- _Exercise goal_: Reproduce every record below exactly as written, but leave out any pictures.

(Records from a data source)
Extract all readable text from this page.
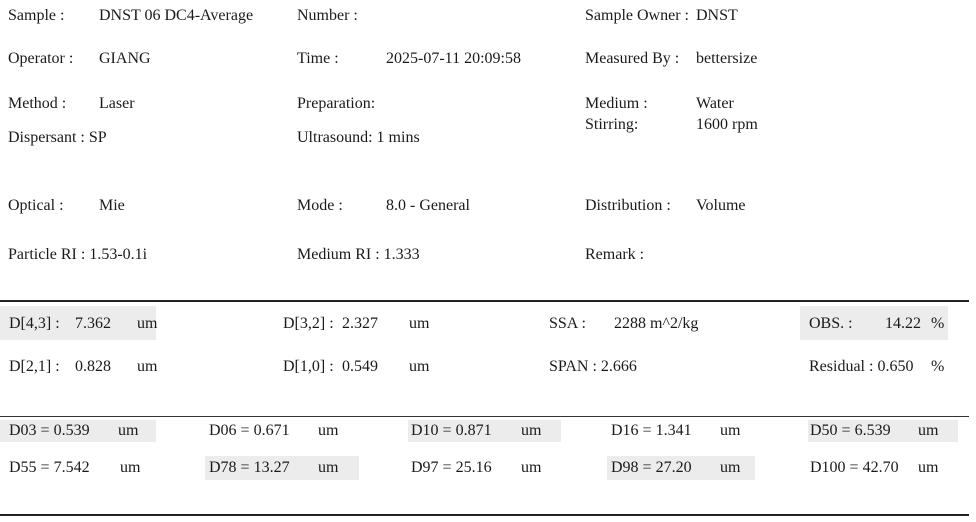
Sample : DNST 06 DC4-Average	Number :	Sample Owner : DNST
Operator : GIANG	Time :	2025-07-11 20:09:58	Measured By : bettersize
Method : Laser	Preparation:	Medium :	Water
Stirring:	1600 rpm
Dispersant : SP	Ultrasound: 1 mins
Optical : Mie	Mode :	8.0 - General	Distribution : Volume
Particle RI : 1.53-0.1i	Medium RI : 1.333	Remark :
D[4,3] : 7.362 um	D[3,2] : 2.327 um	SSA : 2288 m^2/kg	OBS. : 14.22 %
D[2,1] : 0.828 um	D[1,0] : 0.549 um	SPAN : 2.666	Residual : 0.650 %
D03 = 0.539 um	D06 = 0.671 um	D10 = 0.871 um	D16 = 1.341 um	D50 = 6.539 um
D55 = 7.542 um	D78 = 13.27 um	D97 = 25.16 um	D98 = 27.20 um	D100 = 42.70 um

- _Response for this exercise_:
Extract all readable text from this page.
Sample : DNST 06 DC4-Average	Number :	Sample Owner : DNST
Operator : GIANG	Time :	2025-07-11 20:09:58	Measured By : bettersize
Method : Laser	Preparation:	Medium :	Water
Stirring:	1600 rpm
Dispersant : SP	Ultrasound: 1 mins
Optical : Mie	Mode :	8.0 - General	Distribution : Volume
Particle RI : 1.53-0.1i	Medium RI : 1.333	Remark :
D[4,3] : 7.362 um	D[3,2] : 2.327 um	SSA : 2288 m^2/kg	OBS. : 14.22 %
D[2,1] : 0.828 um	D[1,0] : 0.549 um	SPAN : 2.666	Residual : 0.650 %
D03 = 0.539 um	D06 = 0.671 um	D10 = 0.871 um	D16 = 1.341 um	D50 = 6.539 um
D55 = 7.542 um	D78 = 13.27 um	D97 = 25.16 um	D98 = 27.20 um	D100 = 42.70 um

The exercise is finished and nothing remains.